**RAW RECORDS**
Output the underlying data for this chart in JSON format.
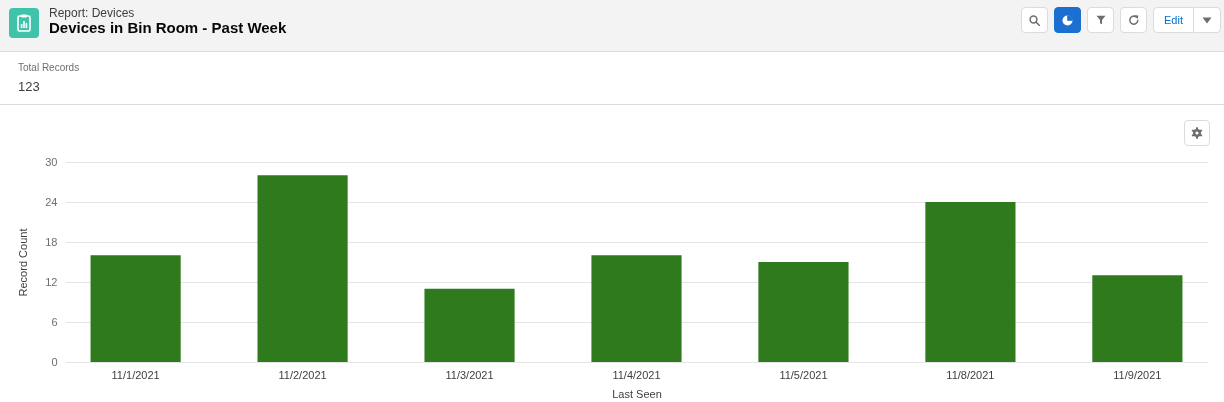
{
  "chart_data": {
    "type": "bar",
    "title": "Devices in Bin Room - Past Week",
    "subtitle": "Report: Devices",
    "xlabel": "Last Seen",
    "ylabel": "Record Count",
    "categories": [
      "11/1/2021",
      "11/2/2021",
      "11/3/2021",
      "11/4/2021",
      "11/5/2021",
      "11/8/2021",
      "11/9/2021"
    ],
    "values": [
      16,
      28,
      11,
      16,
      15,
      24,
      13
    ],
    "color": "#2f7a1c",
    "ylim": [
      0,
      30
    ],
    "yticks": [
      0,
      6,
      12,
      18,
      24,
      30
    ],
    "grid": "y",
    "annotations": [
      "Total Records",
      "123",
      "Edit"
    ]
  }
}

**SET PROBLEM**
Copy all lines from the material that include "Devices".

**ANSWER IN FULL**
    "title": "Devices in Bin Room - Past Week",
    "subtitle": "Report: Devices",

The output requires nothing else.